__What you have to do__: Format the records as a numbered list with blank lines omitted, starting at the beginning of the records and ending after the line that contains "charging-icon bbox=[380, 8, 392, 33]".

───── Input ─────

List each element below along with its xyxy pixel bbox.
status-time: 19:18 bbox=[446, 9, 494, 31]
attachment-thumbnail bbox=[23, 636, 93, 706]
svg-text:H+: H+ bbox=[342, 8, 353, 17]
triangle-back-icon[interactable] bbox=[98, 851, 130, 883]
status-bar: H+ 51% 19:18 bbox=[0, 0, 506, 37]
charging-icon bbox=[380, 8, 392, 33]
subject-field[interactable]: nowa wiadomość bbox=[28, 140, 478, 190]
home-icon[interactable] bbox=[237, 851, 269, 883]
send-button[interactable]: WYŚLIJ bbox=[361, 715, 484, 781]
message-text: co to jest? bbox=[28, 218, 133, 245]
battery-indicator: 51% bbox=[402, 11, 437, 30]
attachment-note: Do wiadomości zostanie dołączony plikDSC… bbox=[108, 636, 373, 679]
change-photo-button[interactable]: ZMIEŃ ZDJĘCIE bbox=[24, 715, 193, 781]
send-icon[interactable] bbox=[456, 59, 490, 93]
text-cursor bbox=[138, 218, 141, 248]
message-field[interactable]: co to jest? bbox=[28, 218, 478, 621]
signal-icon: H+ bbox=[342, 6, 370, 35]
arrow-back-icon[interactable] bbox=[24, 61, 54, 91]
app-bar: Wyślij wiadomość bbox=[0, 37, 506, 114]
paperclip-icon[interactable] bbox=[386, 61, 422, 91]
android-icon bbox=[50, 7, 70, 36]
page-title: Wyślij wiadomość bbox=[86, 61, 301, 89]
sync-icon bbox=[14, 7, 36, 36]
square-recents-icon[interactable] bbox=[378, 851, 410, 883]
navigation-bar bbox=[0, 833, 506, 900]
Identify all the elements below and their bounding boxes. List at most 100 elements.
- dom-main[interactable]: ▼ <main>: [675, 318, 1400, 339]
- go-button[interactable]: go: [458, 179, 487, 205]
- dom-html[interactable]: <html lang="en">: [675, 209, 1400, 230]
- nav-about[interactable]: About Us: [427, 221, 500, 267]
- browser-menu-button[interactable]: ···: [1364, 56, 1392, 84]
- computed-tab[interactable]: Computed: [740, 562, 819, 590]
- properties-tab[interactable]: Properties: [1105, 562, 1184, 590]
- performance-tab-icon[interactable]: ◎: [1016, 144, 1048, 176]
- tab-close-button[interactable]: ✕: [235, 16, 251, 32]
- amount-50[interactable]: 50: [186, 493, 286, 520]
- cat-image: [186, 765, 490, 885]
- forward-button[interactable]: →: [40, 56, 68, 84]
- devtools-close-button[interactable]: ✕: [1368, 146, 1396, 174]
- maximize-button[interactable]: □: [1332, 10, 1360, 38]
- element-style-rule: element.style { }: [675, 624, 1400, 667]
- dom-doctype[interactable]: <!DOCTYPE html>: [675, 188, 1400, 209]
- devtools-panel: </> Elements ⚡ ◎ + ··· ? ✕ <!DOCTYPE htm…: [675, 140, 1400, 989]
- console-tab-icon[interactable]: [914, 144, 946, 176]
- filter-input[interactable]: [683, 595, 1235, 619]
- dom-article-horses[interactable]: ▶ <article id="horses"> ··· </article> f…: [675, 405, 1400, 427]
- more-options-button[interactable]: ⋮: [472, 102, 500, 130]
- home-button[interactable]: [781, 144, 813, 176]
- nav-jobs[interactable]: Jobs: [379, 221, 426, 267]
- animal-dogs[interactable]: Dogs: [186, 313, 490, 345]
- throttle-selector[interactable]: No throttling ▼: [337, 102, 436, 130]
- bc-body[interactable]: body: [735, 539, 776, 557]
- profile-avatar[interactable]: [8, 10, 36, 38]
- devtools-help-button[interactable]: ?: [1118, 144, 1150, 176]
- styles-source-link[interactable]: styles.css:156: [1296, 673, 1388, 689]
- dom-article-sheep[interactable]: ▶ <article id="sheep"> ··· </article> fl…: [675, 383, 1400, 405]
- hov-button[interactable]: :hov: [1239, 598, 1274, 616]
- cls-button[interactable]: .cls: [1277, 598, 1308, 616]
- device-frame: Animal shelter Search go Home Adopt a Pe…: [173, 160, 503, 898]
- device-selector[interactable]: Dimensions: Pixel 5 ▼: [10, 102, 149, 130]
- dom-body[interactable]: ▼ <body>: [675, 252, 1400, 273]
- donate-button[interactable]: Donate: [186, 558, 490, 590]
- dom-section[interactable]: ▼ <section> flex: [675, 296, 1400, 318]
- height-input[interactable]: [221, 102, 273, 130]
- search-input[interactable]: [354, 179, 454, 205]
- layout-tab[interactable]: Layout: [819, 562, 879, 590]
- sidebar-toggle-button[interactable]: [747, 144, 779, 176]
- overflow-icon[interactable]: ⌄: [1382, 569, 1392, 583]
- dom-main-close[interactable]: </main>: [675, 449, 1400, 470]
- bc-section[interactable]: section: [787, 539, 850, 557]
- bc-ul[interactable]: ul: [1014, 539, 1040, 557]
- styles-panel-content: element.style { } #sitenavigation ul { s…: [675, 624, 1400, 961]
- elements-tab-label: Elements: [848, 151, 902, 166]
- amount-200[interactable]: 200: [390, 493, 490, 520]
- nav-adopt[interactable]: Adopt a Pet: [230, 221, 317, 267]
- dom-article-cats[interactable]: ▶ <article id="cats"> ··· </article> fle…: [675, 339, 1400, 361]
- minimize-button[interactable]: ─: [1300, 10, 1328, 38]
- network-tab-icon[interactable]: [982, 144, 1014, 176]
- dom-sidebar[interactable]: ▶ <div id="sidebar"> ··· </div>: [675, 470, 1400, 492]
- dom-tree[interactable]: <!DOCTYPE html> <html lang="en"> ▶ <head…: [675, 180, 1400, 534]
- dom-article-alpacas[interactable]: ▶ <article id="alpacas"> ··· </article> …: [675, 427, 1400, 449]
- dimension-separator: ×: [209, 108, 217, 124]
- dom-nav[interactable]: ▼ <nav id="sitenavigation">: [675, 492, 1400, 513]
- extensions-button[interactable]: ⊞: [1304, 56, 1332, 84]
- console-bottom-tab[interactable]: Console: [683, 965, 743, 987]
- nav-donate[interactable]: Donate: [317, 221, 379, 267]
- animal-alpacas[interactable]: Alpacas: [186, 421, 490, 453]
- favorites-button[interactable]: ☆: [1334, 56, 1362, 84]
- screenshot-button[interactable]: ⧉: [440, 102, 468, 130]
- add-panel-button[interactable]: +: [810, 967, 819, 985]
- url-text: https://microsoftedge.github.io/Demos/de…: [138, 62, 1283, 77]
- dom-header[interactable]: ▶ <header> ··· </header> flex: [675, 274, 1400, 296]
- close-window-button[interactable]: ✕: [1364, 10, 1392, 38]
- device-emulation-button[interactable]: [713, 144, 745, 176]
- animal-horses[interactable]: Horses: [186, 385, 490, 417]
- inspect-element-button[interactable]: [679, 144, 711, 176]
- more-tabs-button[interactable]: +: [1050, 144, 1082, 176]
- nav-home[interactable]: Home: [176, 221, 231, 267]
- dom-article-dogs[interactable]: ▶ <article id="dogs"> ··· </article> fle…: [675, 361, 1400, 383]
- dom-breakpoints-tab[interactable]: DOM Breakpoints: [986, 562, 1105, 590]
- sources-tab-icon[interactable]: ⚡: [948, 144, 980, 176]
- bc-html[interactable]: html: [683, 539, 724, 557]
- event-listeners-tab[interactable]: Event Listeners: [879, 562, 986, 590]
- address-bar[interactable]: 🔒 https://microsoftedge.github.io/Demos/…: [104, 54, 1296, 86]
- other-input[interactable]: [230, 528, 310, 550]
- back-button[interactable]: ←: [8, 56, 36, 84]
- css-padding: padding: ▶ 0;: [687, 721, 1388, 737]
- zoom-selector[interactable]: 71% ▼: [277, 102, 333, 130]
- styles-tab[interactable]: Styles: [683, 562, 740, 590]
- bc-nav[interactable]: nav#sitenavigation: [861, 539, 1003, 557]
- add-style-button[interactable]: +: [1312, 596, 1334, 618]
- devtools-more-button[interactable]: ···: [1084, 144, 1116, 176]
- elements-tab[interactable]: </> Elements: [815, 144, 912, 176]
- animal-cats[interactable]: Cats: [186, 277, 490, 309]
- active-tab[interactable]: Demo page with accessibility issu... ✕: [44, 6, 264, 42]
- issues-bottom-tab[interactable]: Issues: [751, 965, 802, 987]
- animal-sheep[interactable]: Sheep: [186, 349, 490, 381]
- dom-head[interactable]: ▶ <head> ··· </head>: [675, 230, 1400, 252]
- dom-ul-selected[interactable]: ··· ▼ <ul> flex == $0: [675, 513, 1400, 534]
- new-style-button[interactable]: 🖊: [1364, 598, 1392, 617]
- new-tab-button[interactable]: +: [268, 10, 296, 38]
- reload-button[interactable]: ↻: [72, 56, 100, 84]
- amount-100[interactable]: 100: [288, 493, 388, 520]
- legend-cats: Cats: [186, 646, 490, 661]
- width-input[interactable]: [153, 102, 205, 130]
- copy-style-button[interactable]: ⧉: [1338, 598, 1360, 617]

─────

__Finished answer__:
1. List each element below along with its xyxy pixel bbox.
2. status-time: 19:18 bbox=[446, 9, 494, 31]
3. attachment-thumbnail bbox=[23, 636, 93, 706]
4. svg-text:H+: H+ bbox=[342, 8, 353, 17]
5. triangle-back-icon[interactable] bbox=[98, 851, 130, 883]
6. status-bar: H+ 51% 19:18 bbox=[0, 0, 506, 37]
7. charging-icon bbox=[380, 8, 392, 33]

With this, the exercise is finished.